## INPUT MATERIAL
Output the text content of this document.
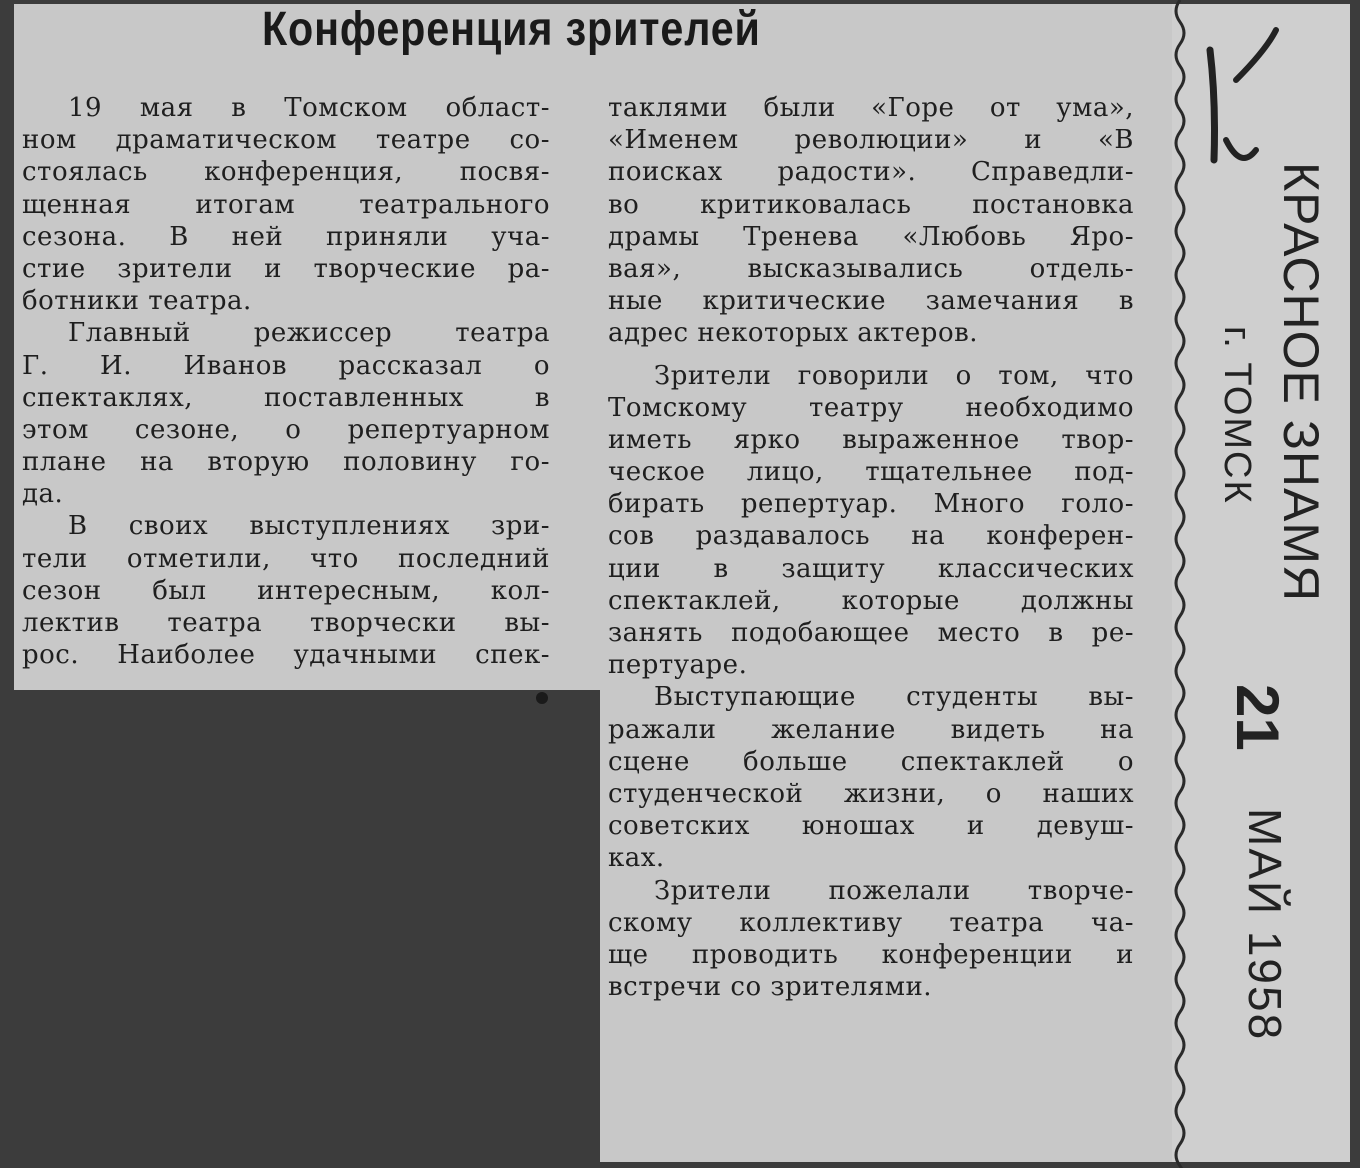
Конференция зрителей
19 мая в Томском област-
ном драматическом театре со-
стоялась конференция, посвя-
щенная итогам театрального
сезона. В ней приняли уча-
стие зрители и творческие ра-
ботники театра.
Главный режиссер театра
Г. И. Иванов рассказал о
спектаклях, поставленных в
этом сезоне, о репертуарном
плане на вторую половину го-
да.
В своих выступлениях зри-
тели отметили, что последний
сезон был интересным, кол-
лектив театра творчески вы-
рос. Наиболее удачными спек-
таклями были «Горе от ума»,
«Именем революции» и «В
поисках радости». Справедли-
во критиковалась постановка
драмы Тренева «Любовь Яро-
вая», высказывались отдель-
ные критические замечания в
адрес некоторых актеров.
Зрители говорили о том, что
Томскому театру необходимо
иметь ярко выраженное твор-
ческое лицо, тщательнее под-
бирать репертуар. Много голо-
сов раздавалось на конферен-
ции в защиту классических
спектаклей, которые должны
занять подобающее место в ре-
пертуаре.
Выступающие студенты вы-
ражали желание видеть на
сцене больше спектаклей о
студенческой жизни, о наших
советских юношах и девуш-
ках.
Зрители пожелали творче-
скому коллективу театра ча-
ще проводить конференции и
встречи со зрителями.
КРАСНОЕ ЗНАМЯ
г. ТОМСК
21
МАЙ 1958
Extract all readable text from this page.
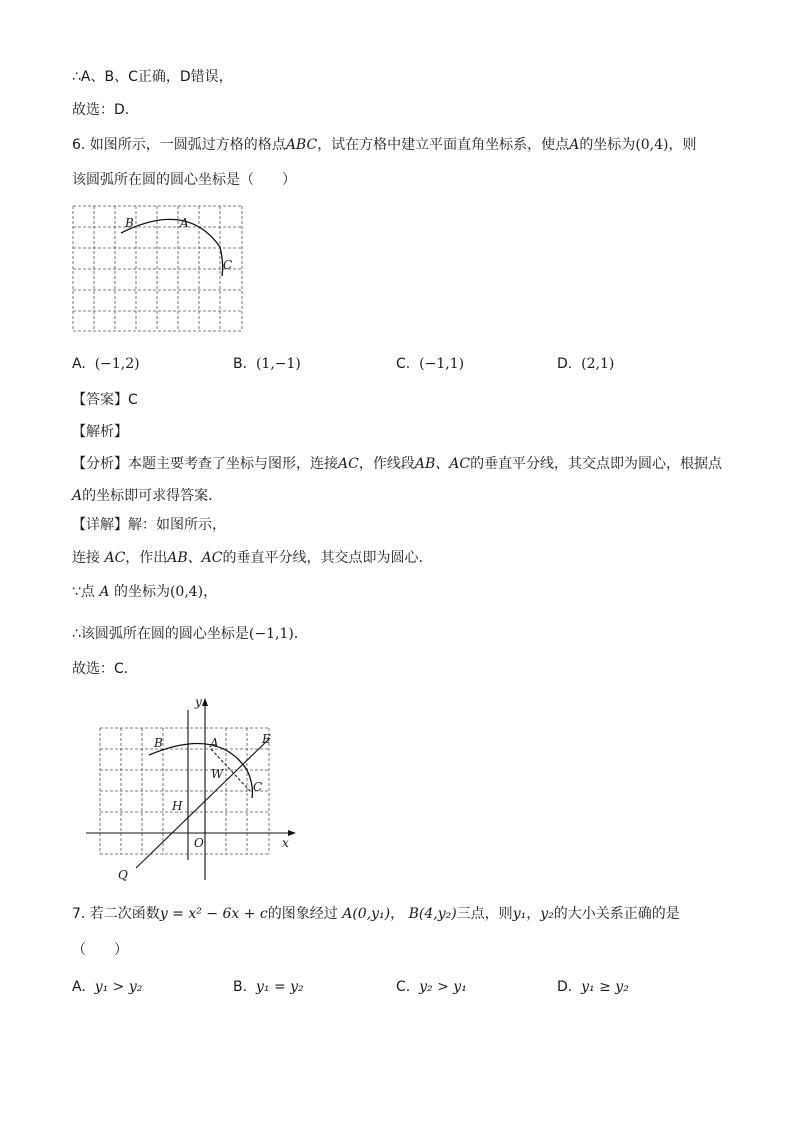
∴A、B、C正确，D错误，
故选：D．
6. 如图所示，一圆弧过方格的格点ABC，试在方格中建立平面直角坐标系，使点A的坐标为(0,4)，则
该圆弧所在圆的圆心坐标是（　　）
B	A
C
A. (−1,2)	B. (1,−1)	C. (−1,1)	D. (2,1)
【答案】C
【解析】
【分析】本题主要考查了坐标与图形，连接AC，作线段AB、AC的垂直平分线，其交点即为圆心，根据点
A的坐标即可求得答案．
【详解】解：如图所示，
连接 AC，作出AB、AC的垂直平分线，其交点即为圆心．
∵点 A 的坐标为(0,4)，
∴该圆弧所在圆的圆心坐标是(−1,1)．
故选：C．
y
x
B	A	E
W
C
H
O
Q
7. 若二次函数y = x² − 6x + c的图象经过 A(0,y₁)， B(4,y₂)三点，则y₁，y₂的大小关系正确的是
（　　）
A. y₁ > y₂	B. y₁ = y₂	C. y₂ > y₁	D. y₁ ≥ y₂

## TASK DESCRIPTION
Show all lines in the entries above where the word "如图所示" appears.

## WORKED SOLUTION
6. 如图所示，一圆弧过方格的格点ABC，试在方格中建立平面直角坐标系，使点A的坐标为(0,4)，则
【详解】解：如图所示，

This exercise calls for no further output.